— Instructions to follow —
How many lines of the records hold the string "currency"? Reply with the number alone.

— Provided data —
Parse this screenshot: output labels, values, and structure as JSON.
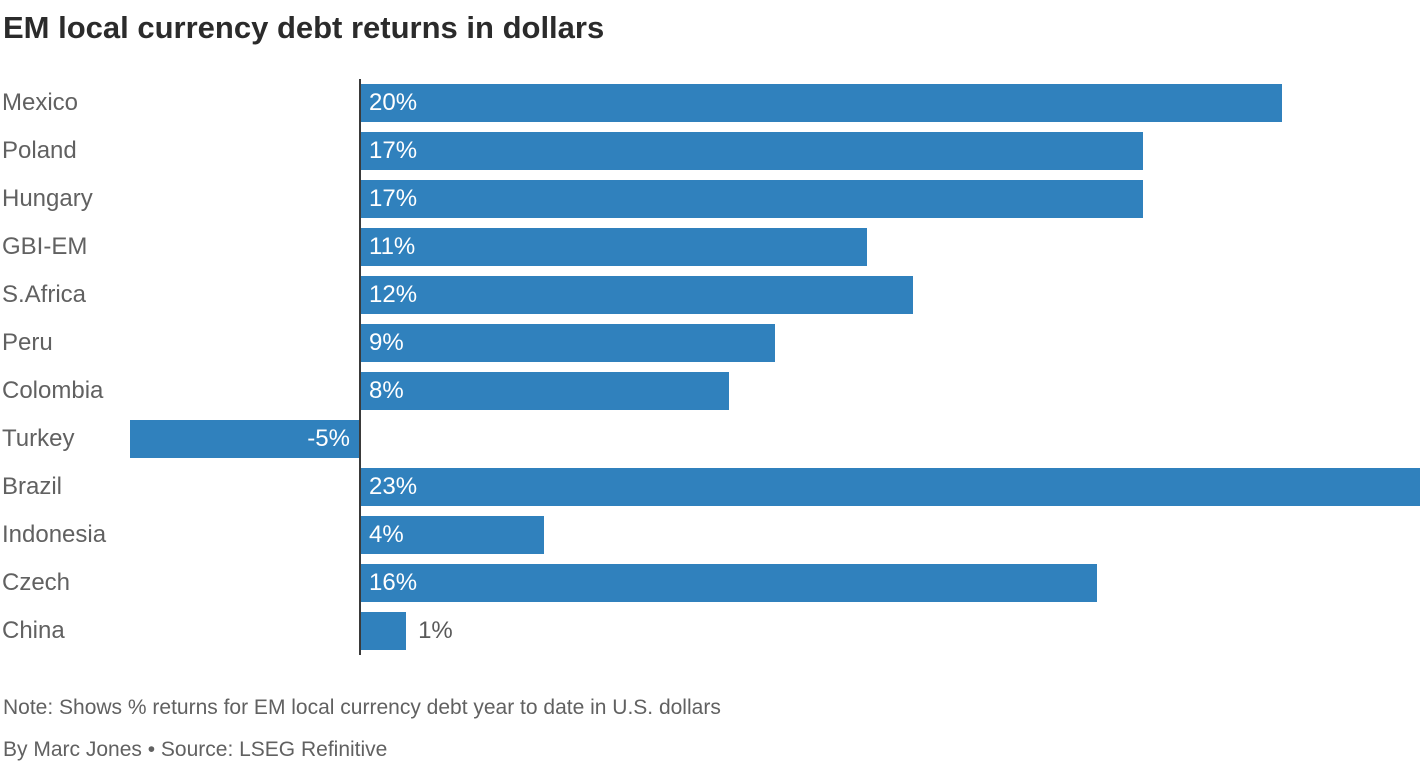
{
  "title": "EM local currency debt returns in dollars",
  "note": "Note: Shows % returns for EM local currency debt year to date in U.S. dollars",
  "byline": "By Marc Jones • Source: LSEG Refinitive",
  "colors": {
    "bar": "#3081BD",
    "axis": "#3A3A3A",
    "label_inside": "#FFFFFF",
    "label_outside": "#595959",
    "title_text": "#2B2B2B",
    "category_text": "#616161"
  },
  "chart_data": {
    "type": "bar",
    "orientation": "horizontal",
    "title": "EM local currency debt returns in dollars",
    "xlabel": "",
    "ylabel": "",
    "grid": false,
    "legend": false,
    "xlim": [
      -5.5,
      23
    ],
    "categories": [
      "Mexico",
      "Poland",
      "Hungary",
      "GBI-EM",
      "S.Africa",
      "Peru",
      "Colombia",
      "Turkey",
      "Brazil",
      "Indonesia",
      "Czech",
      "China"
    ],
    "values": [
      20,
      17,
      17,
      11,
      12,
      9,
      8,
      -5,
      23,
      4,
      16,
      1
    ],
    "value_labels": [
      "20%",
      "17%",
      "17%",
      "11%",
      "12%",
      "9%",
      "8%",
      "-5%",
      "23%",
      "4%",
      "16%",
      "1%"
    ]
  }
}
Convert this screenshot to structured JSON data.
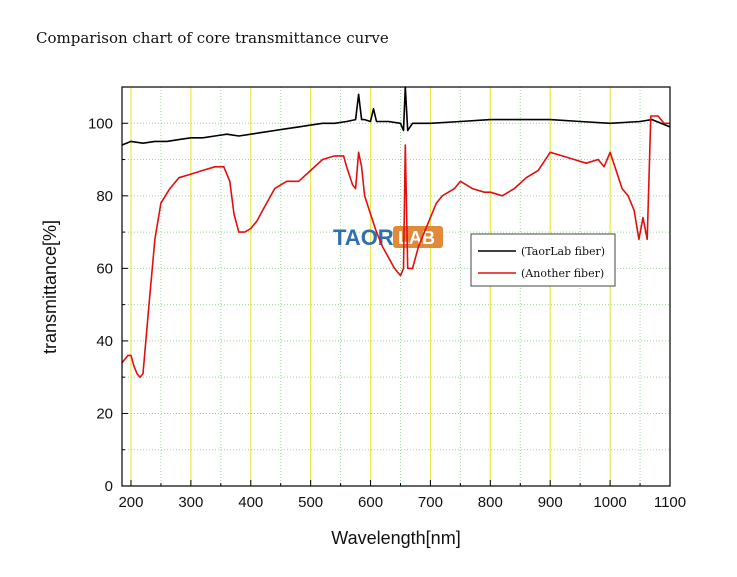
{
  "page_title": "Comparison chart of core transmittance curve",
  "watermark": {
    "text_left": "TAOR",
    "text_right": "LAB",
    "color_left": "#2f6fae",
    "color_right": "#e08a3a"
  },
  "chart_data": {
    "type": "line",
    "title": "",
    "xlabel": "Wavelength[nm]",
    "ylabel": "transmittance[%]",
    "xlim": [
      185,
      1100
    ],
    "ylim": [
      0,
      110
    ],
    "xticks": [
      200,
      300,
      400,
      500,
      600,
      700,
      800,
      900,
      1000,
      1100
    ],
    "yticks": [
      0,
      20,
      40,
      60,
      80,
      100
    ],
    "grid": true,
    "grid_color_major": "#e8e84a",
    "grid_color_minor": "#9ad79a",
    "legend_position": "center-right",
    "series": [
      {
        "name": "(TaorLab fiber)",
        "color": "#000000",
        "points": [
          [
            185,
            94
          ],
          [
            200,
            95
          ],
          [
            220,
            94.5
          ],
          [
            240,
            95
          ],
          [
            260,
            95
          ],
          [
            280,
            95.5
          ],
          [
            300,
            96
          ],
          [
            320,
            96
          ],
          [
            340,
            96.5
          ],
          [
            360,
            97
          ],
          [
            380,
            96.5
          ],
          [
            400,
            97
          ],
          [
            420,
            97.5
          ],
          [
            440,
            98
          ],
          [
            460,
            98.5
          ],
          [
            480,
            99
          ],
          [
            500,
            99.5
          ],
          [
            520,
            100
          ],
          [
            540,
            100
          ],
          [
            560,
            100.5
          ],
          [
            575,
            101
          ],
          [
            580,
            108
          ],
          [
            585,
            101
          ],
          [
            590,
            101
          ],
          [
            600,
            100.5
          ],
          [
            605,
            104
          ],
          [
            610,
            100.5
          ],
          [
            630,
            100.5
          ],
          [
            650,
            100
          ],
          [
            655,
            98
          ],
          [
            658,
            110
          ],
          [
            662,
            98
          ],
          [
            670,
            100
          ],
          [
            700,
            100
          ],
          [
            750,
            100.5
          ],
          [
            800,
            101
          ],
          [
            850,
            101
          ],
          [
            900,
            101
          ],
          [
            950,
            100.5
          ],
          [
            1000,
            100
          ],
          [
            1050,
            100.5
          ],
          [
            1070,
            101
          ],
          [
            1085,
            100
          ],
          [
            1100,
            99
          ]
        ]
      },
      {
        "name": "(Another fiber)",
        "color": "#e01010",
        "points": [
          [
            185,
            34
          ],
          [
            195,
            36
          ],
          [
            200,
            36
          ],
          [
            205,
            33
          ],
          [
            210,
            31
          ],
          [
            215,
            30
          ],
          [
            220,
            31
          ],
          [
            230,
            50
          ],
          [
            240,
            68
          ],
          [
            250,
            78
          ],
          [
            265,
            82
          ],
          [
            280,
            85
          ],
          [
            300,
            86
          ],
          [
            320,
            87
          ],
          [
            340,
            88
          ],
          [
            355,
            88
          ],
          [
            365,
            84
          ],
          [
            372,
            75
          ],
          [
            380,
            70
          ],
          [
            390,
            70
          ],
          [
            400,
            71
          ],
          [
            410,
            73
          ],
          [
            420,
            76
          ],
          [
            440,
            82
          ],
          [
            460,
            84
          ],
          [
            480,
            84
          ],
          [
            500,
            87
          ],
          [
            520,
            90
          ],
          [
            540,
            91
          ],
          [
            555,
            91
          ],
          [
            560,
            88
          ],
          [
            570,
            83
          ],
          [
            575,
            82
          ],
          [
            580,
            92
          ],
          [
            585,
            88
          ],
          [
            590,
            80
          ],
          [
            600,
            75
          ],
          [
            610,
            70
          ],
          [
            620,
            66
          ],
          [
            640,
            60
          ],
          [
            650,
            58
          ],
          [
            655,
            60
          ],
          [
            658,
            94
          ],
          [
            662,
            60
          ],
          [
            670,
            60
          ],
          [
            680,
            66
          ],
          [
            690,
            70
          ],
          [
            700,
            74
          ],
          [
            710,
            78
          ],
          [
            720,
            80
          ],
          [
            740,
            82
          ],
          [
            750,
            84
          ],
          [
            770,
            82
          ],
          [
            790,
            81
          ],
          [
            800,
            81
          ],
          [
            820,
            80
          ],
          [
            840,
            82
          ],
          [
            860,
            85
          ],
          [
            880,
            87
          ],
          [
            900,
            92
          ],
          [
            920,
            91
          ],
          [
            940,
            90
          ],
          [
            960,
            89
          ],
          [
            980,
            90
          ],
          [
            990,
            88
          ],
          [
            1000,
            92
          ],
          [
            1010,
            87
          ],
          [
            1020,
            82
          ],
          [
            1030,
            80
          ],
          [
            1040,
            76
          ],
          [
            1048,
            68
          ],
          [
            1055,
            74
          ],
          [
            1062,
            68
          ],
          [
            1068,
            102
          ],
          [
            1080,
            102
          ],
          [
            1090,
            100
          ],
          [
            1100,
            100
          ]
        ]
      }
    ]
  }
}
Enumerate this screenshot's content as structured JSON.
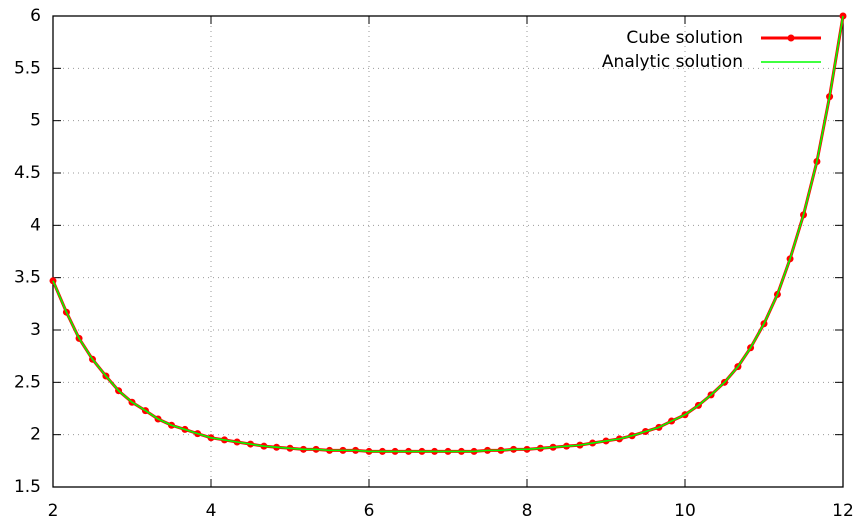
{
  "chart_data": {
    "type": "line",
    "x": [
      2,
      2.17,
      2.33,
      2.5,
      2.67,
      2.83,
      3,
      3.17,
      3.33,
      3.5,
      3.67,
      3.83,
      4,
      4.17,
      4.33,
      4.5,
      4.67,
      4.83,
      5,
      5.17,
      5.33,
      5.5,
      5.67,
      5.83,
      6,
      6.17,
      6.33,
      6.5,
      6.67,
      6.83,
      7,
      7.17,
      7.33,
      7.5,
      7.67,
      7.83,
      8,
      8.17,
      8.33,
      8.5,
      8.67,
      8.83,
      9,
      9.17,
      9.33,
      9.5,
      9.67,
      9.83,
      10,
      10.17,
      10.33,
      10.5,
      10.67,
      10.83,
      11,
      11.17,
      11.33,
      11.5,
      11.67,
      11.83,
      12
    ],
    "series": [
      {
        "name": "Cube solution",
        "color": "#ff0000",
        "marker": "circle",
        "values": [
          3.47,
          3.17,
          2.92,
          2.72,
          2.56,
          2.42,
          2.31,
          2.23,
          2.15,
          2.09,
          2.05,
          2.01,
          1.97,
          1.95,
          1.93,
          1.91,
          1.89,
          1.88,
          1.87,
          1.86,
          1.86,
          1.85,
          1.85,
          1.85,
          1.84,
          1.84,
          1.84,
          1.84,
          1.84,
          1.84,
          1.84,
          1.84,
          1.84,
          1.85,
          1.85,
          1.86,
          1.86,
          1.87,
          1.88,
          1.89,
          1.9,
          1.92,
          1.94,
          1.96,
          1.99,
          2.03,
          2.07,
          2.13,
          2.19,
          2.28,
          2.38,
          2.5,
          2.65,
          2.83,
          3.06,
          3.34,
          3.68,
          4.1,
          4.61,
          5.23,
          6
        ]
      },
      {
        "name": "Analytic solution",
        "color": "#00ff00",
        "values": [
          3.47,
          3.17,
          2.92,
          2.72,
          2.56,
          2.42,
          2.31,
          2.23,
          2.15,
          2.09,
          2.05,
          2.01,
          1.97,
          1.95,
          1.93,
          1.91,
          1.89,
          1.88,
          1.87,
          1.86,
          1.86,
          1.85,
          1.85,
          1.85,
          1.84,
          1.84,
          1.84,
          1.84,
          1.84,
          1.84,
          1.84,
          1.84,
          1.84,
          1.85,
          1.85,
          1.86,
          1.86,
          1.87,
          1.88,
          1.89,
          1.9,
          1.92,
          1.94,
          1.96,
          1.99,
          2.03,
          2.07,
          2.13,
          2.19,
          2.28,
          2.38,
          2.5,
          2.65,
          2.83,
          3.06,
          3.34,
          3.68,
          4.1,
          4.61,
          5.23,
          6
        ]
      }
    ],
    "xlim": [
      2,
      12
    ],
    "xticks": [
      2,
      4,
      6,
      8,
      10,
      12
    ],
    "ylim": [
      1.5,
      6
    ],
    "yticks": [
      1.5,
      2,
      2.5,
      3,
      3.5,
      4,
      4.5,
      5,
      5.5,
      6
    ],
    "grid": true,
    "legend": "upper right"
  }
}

— Problem solution —
3